● Direction:
Drop the pictures, then extract the listing word for word.

● Dataset extract:
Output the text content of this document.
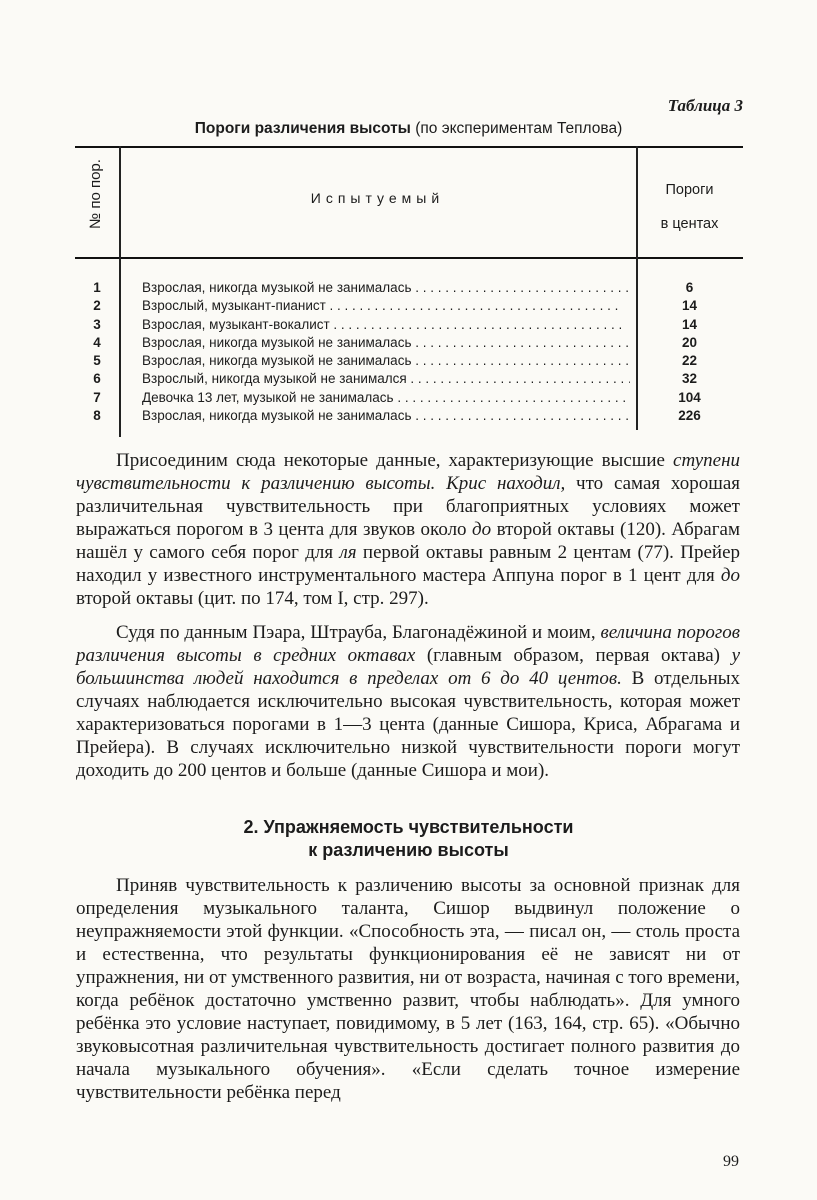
Таблица 3
Пороги различения высоты (по экспериментам Теплова)
№ по пор.	Испытуемый	Пороги
в центах
1	Взрослая, никогда музыкой не занималась . . .	6
2	Взрослый, музыкант-пианист . . .	14
3	Взрослая, музыкант-вокалист . . .	14
4	Взрослая, никогда музыкой не занималась . . .	20
5	Взрослая, никогда музыкой не занималась . . .	22
6	Взрослый, никогда музыкой не занимался . . .	32
7	Девочка 13 лет, музыкой не занималась . . .	104
8	Взрослая, никогда музыкой не занималась . . .	226

Присоединим сюда некоторые данные, характеризующие высшие ступени чувствительности к различению высоты. Крис находил, что самая хорошая различительная чувствительность при благоприятных условиях может выражаться порогом в 3 цента для звуков около до второй октавы (120). Абрагам нашёл у самого себя порог для ля первой октавы равным 2 центам (77). Прейер находил у известного инструментального мастера Аппуна порог в 1 цент для до второй октавы (цит. по 174, том I, стр. 297).

Судя по данным Пэара, Штрауба, Благонадёжиной и моим, величина порогов различения высоты в средних октавах (главным образом, первая октава) у большинства людей находится в пределах от 6 до 40 центов. В отдельных случаях наблюдается исключительно высокая чувствительность, которая может характеризоваться порогами в 1—3 цента (данные Сишора, Криса, Абрагама и Прейера). В случаях исключительно низкой чувствительности пороги могут доходить до 200 центов и больше (данные Сишора и мои).

2. Упражняемость чувствительности
к различению высоты

Приняв чувствительность к различению высоты за основной признак для определения музыкального таланта, Сишор выдвинул положение о неупражняемости этой функции. «Способность эта, — писал он, — столь проста и естественна, что результаты функционирования её не зависят ни от упражнения, ни от умственного развития, ни от возраста, начиная с того времени, когда ребёнок достаточно умственно развит, чтобы наблюдать». Для умного ребёнка это условие наступает, повидимому, в 5 лет (163, 164, стр. 65). «Обычно звуковысотная различительная чувствительность достигает полного развития до начала музыкального обучения». «Если сделать точное измерение чувствительности ребёнка перед

99
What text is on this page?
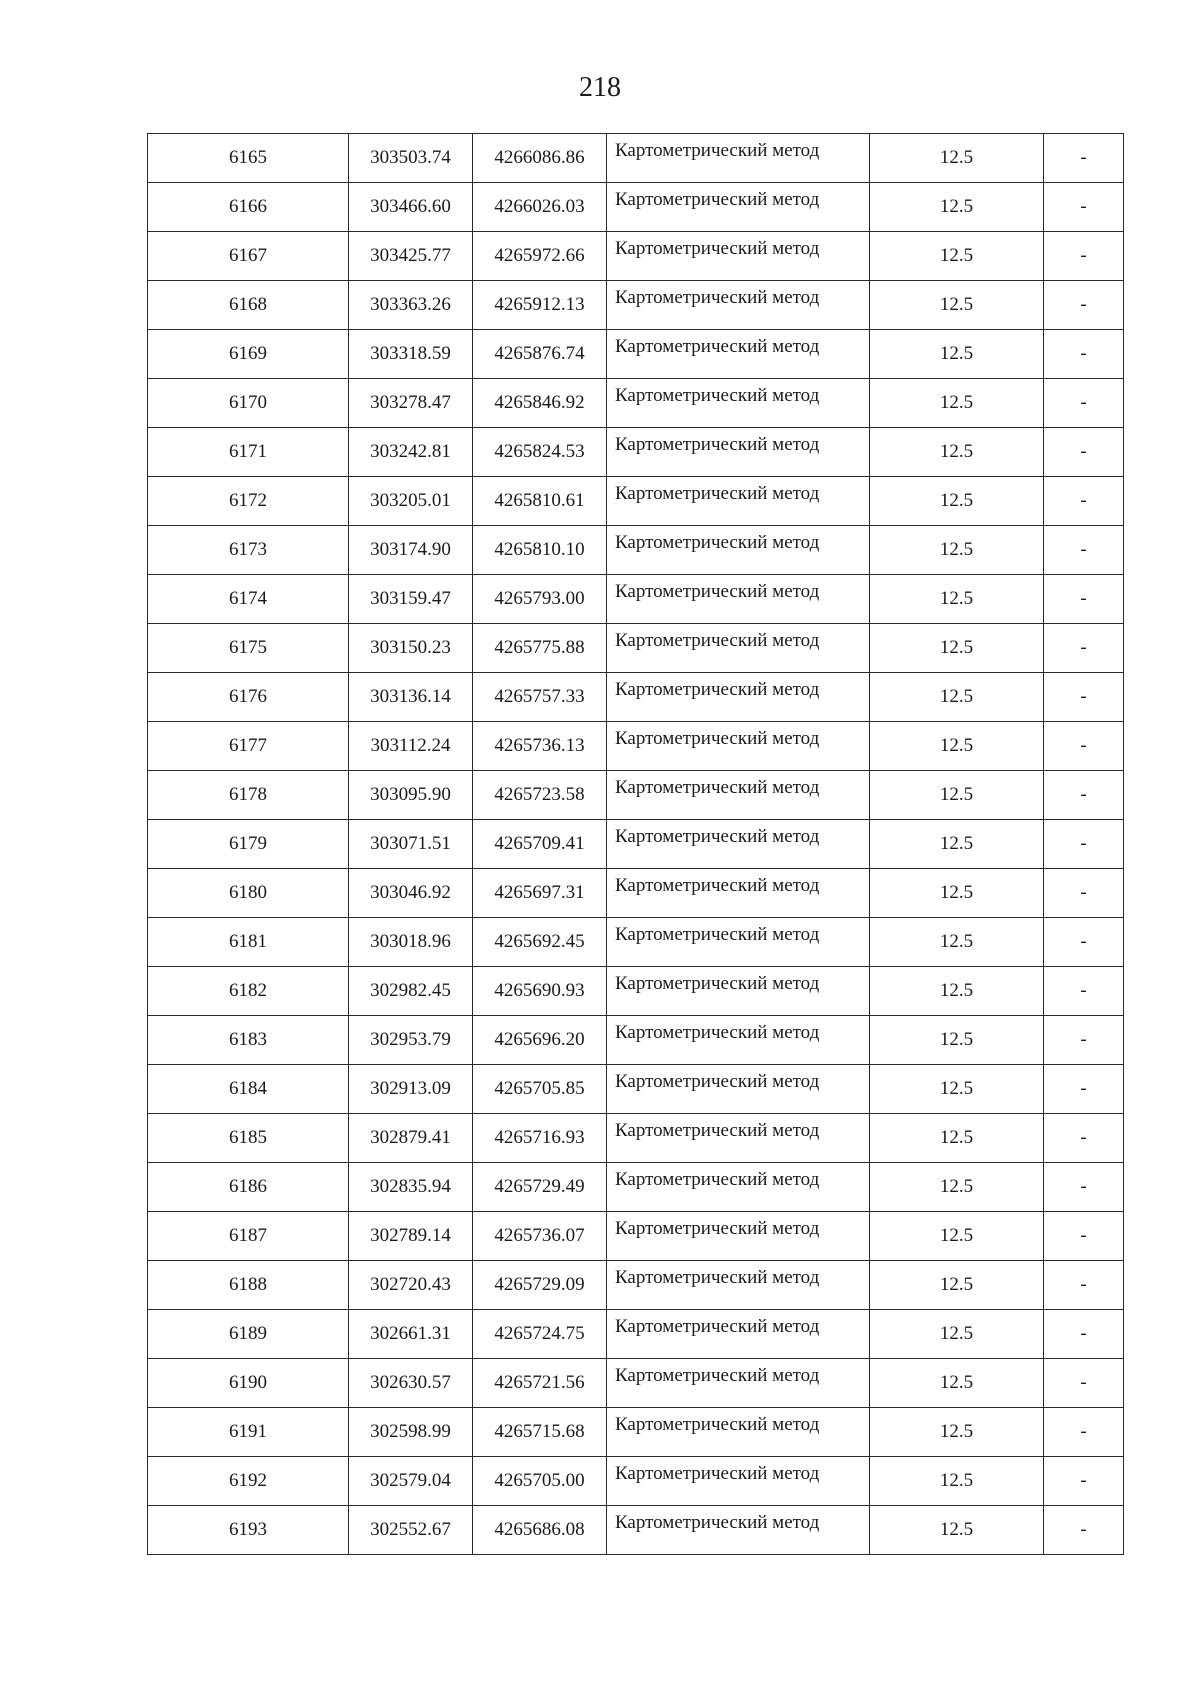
218
6165	303503.74	4266086.86	Картометрический метод	12.5	-
6166	303466.60	4266026.03	Картометрический метод	12.5	-
6167	303425.77	4265972.66	Картометрический метод	12.5	-
6168	303363.26	4265912.13	Картометрический метод	12.5	-
6169	303318.59	4265876.74	Картометрический метод	12.5	-
6170	303278.47	4265846.92	Картометрический метод	12.5	-
6171	303242.81	4265824.53	Картометрический метод	12.5	-
6172	303205.01	4265810.61	Картометрический метод	12.5	-
6173	303174.90	4265810.10	Картометрический метод	12.5	-
6174	303159.47	4265793.00	Картометрический метод	12.5	-
6175	303150.23	4265775.88	Картометрический метод	12.5	-
6176	303136.14	4265757.33	Картометрический метод	12.5	-
6177	303112.24	4265736.13	Картометрический метод	12.5	-
6178	303095.90	4265723.58	Картометрический метод	12.5	-
6179	303071.51	4265709.41	Картометрический метод	12.5	-
6180	303046.92	4265697.31	Картометрический метод	12.5	-
6181	303018.96	4265692.45	Картометрический метод	12.5	-
6182	302982.45	4265690.93	Картометрический метод	12.5	-
6183	302953.79	4265696.20	Картометрический метод	12.5	-
6184	302913.09	4265705.85	Картометрический метод	12.5	-
6185	302879.41	4265716.93	Картометрический метод	12.5	-
6186	302835.94	4265729.49	Картометрический метод	12.5	-
6187	302789.14	4265736.07	Картометрический метод	12.5	-
6188	302720.43	4265729.09	Картометрический метод	12.5	-
6189	302661.31	4265724.75	Картометрический метод	12.5	-
6190	302630.57	4265721.56	Картометрический метод	12.5	-
6191	302598.99	4265715.68	Картометрический метод	12.5	-
6192	302579.04	4265705.00	Картометрический метод	12.5	-
6193	302552.67	4265686.08	Картометрический метод	12.5	-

● The result:
Output the text content of this document.
Таблица 3
Пороги различения высоты (по экспериментам Теплова)
№ по пор.	Испытуемый	Пороги
в центах
1	Взрослая, никогда музыкой не занималась . . .	6
2	Взрослый, музыкант-пианист . . .	14
3	Взрослая, музыкант-вокалист . . .	14
4	Взрослая, никогда музыкой не занималась . . .	20
5	Взрослая, никогда музыкой не занималась . . .	22
6	Взрослый, никогда музыкой не занимался . . .	32
7	Девочка 13 лет, музыкой не занималась . . .	104
8	Взрослая, никогда музыкой не занималась . . .	226

Присоединим сюда некоторые данные, характеризующие высшие ступени чувствительности к различению высоты. Крис находил, что самая хорошая различительная чувствительность при благоприятных условиях может выражаться порогом в 3 цента для звуков около до второй октавы (120). Абрагам нашёл у самого себя порог для ля первой октавы равным 2 центам (77). Прейер находил у известного инструментального мастера Аппуна порог в 1 цент для до второй октавы (цит. по 174, том I, стр. 297).

Судя по данным Пэара, Штрауба, Благонадёжиной и моим, величина порогов различения высоты в средних октавах (главным образом, первая октава) у большинства людей находится в пределах от 6 до 40 центов. В отдельных случаях наблюдается исключительно высокая чувствительность, которая может характеризоваться порогами в 1—3 цента (данные Сишора, Криса, Абрагама и Прейера). В случаях исключительно низкой чувствительности пороги могут доходить до 200 центов и больше (данные Сишора и мои).

2. Упражняемость чувствительности
к различению высоты

Приняв чувствительность к различению высоты за основной признак для определения музыкального таланта, Сишор выдвинул положение о неупражняемости этой функции. «Способность эта, — писал он, — столь проста и естественна, что результаты функционирования её не зависят ни от упражнения, ни от умственного развития, ни от возраста, начиная с того времени, когда ребёнок достаточно умственно развит, чтобы наблюдать». Для умного ребёнка это условие наступает, повидимому, в 5 лет (163, 164, стр. 65). «Обычно звуковысотная различительная чувствительность достигает полного развития до начала музыкального обучения». «Если сделать точное измерение чувствительности ребёнка перед

99
What text is on this page?
218
6165	303503.74	4266086.86	Картометрический метод	12.5	-
6166	303466.60	4266026.03	Картометрический метод	12.5	-
6167	303425.77	4265972.66	Картометрический метод	12.5	-
6168	303363.26	4265912.13	Картометрический метод	12.5	-
6169	303318.59	4265876.74	Картометрический метод	12.5	-
6170	303278.47	4265846.92	Картометрический метод	12.5	-
6171	303242.81	4265824.53	Картометрический метод	12.5	-
6172	303205.01	4265810.61	Картометрический метод	12.5	-
6173	303174.90	4265810.10	Картометрический метод	12.5	-
6174	303159.47	4265793.00	Картометрический метод	12.5	-
6175	303150.23	4265775.88	Картометрический метод	12.5	-
6176	303136.14	4265757.33	Картометрический метод	12.5	-
6177	303112.24	4265736.13	Картометрический метод	12.5	-
6178	303095.90	4265723.58	Картометрический метод	12.5	-
6179	303071.51	4265709.41	Картометрический метод	12.5	-
6180	303046.92	4265697.31	Картометрический метод	12.5	-
6181	303018.96	4265692.45	Картометрический метод	12.5	-
6182	302982.45	4265690.93	Картометрический метод	12.5	-
6183	302953.79	4265696.20	Картометрический метод	12.5	-
6184	302913.09	4265705.85	Картометрический метод	12.5	-
6185	302879.41	4265716.93	Картометрический метод	12.5	-
6186	302835.94	4265729.49	Картометрический метод	12.5	-
6187	302789.14	4265736.07	Картометрический метод	12.5	-
6188	302720.43	4265729.09	Картометрический метод	12.5	-
6189	302661.31	4265724.75	Картометрический метод	12.5	-
6190	302630.57	4265721.56	Картометрический метод	12.5	-
6191	302598.99	4265715.68	Картометрический метод	12.5	-
6192	302579.04	4265705.00	Картометрический метод	12.5	-
6193	302552.67	4265686.08	Картометрический метод	12.5	-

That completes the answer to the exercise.